→ **GOAL OF THE EXERCISE**:
In this exercise, reproduce all the entries that follow exactly.

-.-.-

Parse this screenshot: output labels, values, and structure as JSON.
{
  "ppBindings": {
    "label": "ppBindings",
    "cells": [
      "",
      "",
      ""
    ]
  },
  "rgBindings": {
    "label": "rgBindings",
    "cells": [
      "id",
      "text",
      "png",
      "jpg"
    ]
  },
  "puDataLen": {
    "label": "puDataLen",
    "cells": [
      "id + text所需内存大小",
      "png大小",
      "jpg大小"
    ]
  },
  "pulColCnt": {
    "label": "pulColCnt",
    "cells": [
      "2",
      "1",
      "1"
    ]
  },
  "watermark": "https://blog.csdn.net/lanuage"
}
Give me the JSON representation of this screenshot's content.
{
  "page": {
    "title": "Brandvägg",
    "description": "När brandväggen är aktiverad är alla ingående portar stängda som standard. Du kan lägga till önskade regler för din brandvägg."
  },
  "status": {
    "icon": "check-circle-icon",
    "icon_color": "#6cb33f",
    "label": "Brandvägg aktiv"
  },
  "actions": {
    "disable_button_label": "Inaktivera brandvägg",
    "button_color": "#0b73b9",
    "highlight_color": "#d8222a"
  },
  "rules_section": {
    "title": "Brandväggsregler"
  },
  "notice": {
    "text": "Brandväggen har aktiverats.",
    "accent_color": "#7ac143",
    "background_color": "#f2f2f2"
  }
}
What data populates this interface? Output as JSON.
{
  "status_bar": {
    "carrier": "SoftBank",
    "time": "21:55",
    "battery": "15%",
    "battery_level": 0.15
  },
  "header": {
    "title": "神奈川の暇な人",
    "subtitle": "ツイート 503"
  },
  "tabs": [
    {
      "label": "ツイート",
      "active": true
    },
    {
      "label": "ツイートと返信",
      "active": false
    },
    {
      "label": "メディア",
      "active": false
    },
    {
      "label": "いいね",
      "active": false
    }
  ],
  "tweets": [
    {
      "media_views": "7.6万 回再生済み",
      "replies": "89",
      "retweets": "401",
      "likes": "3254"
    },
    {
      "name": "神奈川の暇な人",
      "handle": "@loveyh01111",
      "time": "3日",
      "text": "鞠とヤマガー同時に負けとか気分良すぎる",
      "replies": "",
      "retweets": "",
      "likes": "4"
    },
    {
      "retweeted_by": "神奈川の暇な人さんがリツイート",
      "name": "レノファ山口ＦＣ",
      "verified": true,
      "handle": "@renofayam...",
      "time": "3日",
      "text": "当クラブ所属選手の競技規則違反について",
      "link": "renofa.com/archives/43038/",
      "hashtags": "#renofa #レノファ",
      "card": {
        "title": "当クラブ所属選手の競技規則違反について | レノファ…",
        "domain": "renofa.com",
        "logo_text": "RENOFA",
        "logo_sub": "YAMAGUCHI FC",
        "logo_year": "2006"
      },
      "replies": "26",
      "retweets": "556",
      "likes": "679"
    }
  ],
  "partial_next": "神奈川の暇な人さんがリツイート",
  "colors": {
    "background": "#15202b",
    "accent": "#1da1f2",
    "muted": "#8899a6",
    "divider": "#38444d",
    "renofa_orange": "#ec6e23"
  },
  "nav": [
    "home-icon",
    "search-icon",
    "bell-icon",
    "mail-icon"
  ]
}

-.-.-

→ **RESPONSE FOR THIS EXERCISE**:
Parse this screenshot: output labels, values, and structure as JSON.
{
  "ppBindings": {
    "label": "ppBindings",
    "cells": [
      "",
      "",
      ""
    ]
  },
  "rgBindings": {
    "label": "rgBindings",
    "cells": [
      "id",
      "text",
      "png",
      "jpg"
    ]
  },
  "puDataLen": {
    "label": "puDataLen",
    "cells": [
      "id + text所需内存大小",
      "png大小",
      "jpg大小"
    ]
  },
  "pulColCnt": {
    "label": "pulColCnt",
    "cells": [
      "2",
      "1",
      "1"
    ]
  },
  "watermark": "https://blog.csdn.net/lanuage"
}
Give me the JSON representation of this screenshot's content.
{
  "page": {
    "title": "Brandvägg",
    "description": "När brandväggen är aktiverad är alla ingående portar stängda som standard. Du kan lägga till önskade regler för din brandvägg."
  },
  "status": {
    "icon": "check-circle-icon",
    "icon_color": "#6cb33f",
    "label": "Brandvägg aktiv"
  },
  "actions": {
    "disable_button_label": "Inaktivera brandvägg",
    "button_color": "#0b73b9",
    "highlight_color": "#d8222a"
  },
  "rules_section": {
    "title": "Brandväggsregler"
  },
  "notice": {
    "text": "Brandväggen har aktiverats.",
    "accent_color": "#7ac143",
    "background_color": "#f2f2f2"
  }
}
What data populates this interface? Output as JSON.
{
  "status_bar": {
    "carrier": "SoftBank",
    "time": "21:55",
    "battery": "15%",
    "battery_level": 0.15
  },
  "header": {
    "title": "神奈川の暇な人",
    "subtitle": "ツイート 503"
  },
  "tabs": [
    {
      "label": "ツイート",
      "active": true
    },
    {
      "label": "ツイートと返信",
      "active": false
    },
    {
      "label": "メディア",
      "active": false
    },
    {
      "label": "いいね",
      "active": false
    }
  ],
  "tweets": [
    {
      "media_views": "7.6万 回再生済み",
      "replies": "89",
      "retweets": "401",
      "likes": "3254"
    },
    {
      "name": "神奈川の暇な人",
      "handle": "@loveyh01111",
      "time": "3日",
      "text": "鞠とヤマガー同時に負けとか気分良すぎる",
      "replies": "",
      "retweets": "",
      "likes": "4"
    },
    {
      "retweeted_by": "神奈川の暇な人さんがリツイート",
      "name": "レノファ山口ＦＣ",
      "verified": true,
      "handle": "@renofayam...",
      "time": "3日",
      "text": "当クラブ所属選手の競技規則違反について",
      "link": "renofa.com/archives/43038/",
      "hashtags": "#renofa #レノファ",
      "card": {
        "title": "当クラブ所属選手の競技規則違反について | レノファ…",
        "domain": "renofa.com",
        "logo_text": "RENOFA",
        "logo_sub": "YAMAGUCHI FC",
        "logo_year": "2006"
      },
      "replies": "26",
      "retweets": "556",
      "likes": "679"
    }
  ],
  "partial_next": "神奈川の暇な人さんがリツイート",
  "colors": {
    "background": "#15202b",
    "accent": "#1da1f2",
    "muted": "#8899a6",
    "divider": "#38444d",
    "renofa_orange": "#ec6e23"
  },
  "nav": [
    "home-icon",
    "search-icon",
    "bell-icon",
    "mail-icon"
  ]
}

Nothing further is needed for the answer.